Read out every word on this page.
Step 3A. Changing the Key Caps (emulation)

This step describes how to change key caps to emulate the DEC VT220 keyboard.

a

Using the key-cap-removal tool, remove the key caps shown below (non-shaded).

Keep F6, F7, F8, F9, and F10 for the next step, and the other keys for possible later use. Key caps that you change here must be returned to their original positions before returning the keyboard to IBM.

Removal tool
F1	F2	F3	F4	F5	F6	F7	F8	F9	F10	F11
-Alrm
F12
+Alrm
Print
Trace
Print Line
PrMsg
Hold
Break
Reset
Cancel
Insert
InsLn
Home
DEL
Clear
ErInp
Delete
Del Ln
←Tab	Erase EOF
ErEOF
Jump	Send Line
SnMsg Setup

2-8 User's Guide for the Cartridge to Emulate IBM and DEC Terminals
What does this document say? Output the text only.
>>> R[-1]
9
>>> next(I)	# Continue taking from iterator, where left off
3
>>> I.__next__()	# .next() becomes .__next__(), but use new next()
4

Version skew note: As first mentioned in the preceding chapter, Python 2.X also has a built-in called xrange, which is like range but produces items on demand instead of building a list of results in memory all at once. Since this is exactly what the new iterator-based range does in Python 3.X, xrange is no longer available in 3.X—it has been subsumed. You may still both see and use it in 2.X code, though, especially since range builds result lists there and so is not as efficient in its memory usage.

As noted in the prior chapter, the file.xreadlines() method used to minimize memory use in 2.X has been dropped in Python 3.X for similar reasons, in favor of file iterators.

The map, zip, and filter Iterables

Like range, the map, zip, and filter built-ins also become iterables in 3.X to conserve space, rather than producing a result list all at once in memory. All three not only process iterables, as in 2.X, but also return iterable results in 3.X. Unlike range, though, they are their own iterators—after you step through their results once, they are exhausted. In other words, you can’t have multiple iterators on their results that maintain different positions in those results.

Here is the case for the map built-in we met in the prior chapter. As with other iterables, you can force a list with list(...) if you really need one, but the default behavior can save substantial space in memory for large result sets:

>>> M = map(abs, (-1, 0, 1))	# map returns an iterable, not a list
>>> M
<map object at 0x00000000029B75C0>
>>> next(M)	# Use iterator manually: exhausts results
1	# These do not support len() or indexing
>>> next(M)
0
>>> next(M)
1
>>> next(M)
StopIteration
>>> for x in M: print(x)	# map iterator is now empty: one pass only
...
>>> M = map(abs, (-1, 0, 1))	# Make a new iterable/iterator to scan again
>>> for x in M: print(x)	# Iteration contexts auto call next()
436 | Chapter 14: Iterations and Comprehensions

..........

■ **What the task requires**
Restate every entry word for word.

■ **Written reply**
Read out every word on this page.
Step 3A. Changing the Key Caps (emulation)

This step describes how to change key caps to emulate the DEC VT220 keyboard.

a

Using the key-cap-removal tool, remove the key caps shown below (non-shaded).

Keep F6, F7, F8, F9, and F10 for the next step, and the other keys for possible later use. Key caps that you change here must be returned to their original positions before returning the keyboard to IBM.

Removal tool
F1	F2	F3	F4	F5	F6	F7	F8	F9	F10	F11
-Alrm
F12
+Alrm
Print
Trace
Print Line
PrMsg
Hold
Break
Reset
Cancel
Insert
InsLn
Home
DEL
Clear
ErInp
Delete
Del Ln
←Tab	Erase EOF
ErEOF
Jump	Send Line
SnMsg Setup

2-8 User's Guide for the Cartridge to Emulate IBM and DEC Terminals
What does this document say? Output the text only.
>>> R[-1]
9
>>> next(I)	# Continue taking from iterator, where left off
3
>>> I.__next__()	# .next() becomes .__next__(), but use new next()
4

Version skew note: As first mentioned in the preceding chapter, Python 2.X also has a built-in called xrange, which is like range but produces items on demand instead of building a list of results in memory all at once. Since this is exactly what the new iterator-based range does in Python 3.X, xrange is no longer available in 3.X—it has been subsumed. You may still both see and use it in 2.X code, though, especially since range builds result lists there and so is not as efficient in its memory usage.

As noted in the prior chapter, the file.xreadlines() method used to minimize memory use in 2.X has been dropped in Python 3.X for similar reasons, in favor of file iterators.

The map, zip, and filter Iterables

Like range, the map, zip, and filter built-ins also become iterables in 3.X to conserve space, rather than producing a result list all at once in memory. All three not only process iterables, as in 2.X, but also return iterable results in 3.X. Unlike range, though, they are their own iterators—after you step through their results once, they are exhausted. In other words, you can’t have multiple iterators on their results that maintain different positions in those results.

Here is the case for the map built-in we met in the prior chapter. As with other iterables, you can force a list with list(...) if you really need one, but the default behavior can save substantial space in memory for large result sets:

>>> M = map(abs, (-1, 0, 1))	# map returns an iterable, not a list
>>> M
<map object at 0x00000000029B75C0>
>>> next(M)	# Use iterator manually: exhausts results
1	# These do not support len() or indexing
>>> next(M)
0
>>> next(M)
1
>>> next(M)
StopIteration
>>> for x in M: print(x)	# map iterator is now empty: one pass only
...
>>> M = map(abs, (-1, 0, 1))	# Make a new iterable/iterator to scan again
>>> for x in M: print(x)	# Iteration contexts auto call next()
436 | Chapter 14: Iterations and Comprehensions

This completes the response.